BTP : si seulement (...)

BTP : si seulement le maître d’ouvrage public se montrait plus solidaire…

Entre la petite entreprise du bâtiment, qui est encore en mesure de travailler, et la grosse boîte qui emploie cent ou cent cinquante personnes sur un chantier, les situations sont évidemment très diverses face à la crise. La plupart a cessé de travailler pour respecter les consignes de confinement et ne pas exposer leurs salariés au risque de contamination. D’autres seraient prêtes à reprendre, à la suite des injonctions du gouvernement de ne pas bloquer l’activité économique, et aussi parce qu’elles n’ont pas forcément la trésorerie pour passer une période blanche.

### LIGNES DE DONNÉES
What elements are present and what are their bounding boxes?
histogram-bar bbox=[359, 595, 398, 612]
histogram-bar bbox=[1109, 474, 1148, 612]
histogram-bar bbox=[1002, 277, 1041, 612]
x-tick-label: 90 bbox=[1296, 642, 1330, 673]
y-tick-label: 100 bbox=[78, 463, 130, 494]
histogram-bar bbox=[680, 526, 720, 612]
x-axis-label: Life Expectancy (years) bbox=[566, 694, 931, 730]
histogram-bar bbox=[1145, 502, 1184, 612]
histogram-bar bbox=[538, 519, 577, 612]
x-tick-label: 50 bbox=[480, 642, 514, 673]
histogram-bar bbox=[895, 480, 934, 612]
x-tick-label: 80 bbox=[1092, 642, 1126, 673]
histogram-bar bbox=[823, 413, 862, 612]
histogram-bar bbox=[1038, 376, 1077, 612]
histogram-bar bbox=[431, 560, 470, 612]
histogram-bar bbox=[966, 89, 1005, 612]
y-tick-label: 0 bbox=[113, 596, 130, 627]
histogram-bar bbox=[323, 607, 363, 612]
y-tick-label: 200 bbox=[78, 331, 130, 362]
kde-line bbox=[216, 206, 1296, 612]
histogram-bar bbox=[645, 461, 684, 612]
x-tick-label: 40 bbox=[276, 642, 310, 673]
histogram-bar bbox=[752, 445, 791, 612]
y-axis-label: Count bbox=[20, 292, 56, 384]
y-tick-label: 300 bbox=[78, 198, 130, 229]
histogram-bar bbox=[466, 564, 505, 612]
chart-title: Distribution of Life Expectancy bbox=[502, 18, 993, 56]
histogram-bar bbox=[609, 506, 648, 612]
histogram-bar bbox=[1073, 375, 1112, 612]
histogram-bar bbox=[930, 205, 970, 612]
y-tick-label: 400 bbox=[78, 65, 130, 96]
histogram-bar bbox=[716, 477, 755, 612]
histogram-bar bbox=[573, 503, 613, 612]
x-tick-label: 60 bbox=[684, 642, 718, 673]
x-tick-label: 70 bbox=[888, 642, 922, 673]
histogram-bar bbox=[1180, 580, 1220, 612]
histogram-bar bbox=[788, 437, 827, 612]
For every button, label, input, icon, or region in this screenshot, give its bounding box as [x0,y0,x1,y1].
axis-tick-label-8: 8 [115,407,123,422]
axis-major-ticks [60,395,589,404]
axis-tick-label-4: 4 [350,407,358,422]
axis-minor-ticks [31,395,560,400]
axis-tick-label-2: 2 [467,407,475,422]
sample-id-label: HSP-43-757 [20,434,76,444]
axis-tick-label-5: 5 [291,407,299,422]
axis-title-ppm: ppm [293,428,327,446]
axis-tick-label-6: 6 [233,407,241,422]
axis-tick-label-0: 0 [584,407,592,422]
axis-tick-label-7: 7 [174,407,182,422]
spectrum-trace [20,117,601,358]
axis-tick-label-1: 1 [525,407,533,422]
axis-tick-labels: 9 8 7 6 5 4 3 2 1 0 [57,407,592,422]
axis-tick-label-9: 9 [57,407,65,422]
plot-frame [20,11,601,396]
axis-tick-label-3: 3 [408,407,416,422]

### EXERCICES PROPOSÉS
a - Répondez aux questions suivantes d'après le passage sur le BTP :
(i) D'après le titre, qui devrait se montrer plus solidaire ?
(ii) Combien de personnes la grosse entreprise emploie-t-elle sur un chantier ?
(iii) Pour quelles raisons la plupart des entreprises ont-elles cessé de travailler ?
b - Recopiez les lignes de données depuis la première jusqu'à celle qui contient "histogram-bar bbox=[823, 413, 862, 612]", toutes deux comprises, en substituant "graduation-x" à "x-tick-label" et sans rien changer d'autre.
Le passage et les lignes de données ne présentent aucun lien entre eux.

### ÉLÉMENTS DE CORRIGÉ
a -
(i) Le maître d'ouvrage public.
(ii) Cent ou cent cinquante personnes.
(iii) Pour respecter les consignes de confinement et ne pas exposer leurs salariés au risque de contamination.

b -
What elements are present and what are their bounding boxes?
histogram-bar bbox=[359, 595, 398, 612]
histogram-bar bbox=[1109, 474, 1148, 612]
histogram-bar bbox=[1002, 277, 1041, 612]
graduation-x: 90 bbox=[1296, 642, 1330, 673]
y-tick-label: 100 bbox=[78, 463, 130, 494]
histogram-bar bbox=[680, 526, 720, 612]
x-axis-label: Life Expectancy (years) bbox=[566, 694, 931, 730]
histogram-bar bbox=[1145, 502, 1184, 612]
histogram-bar bbox=[538, 519, 577, 612]
graduation-x: 50 bbox=[480, 642, 514, 673]
histogram-bar bbox=[895, 480, 934, 612]
graduation-x: 80 bbox=[1092, 642, 1126, 673]
histogram-bar bbox=[823, 413, 862, 612]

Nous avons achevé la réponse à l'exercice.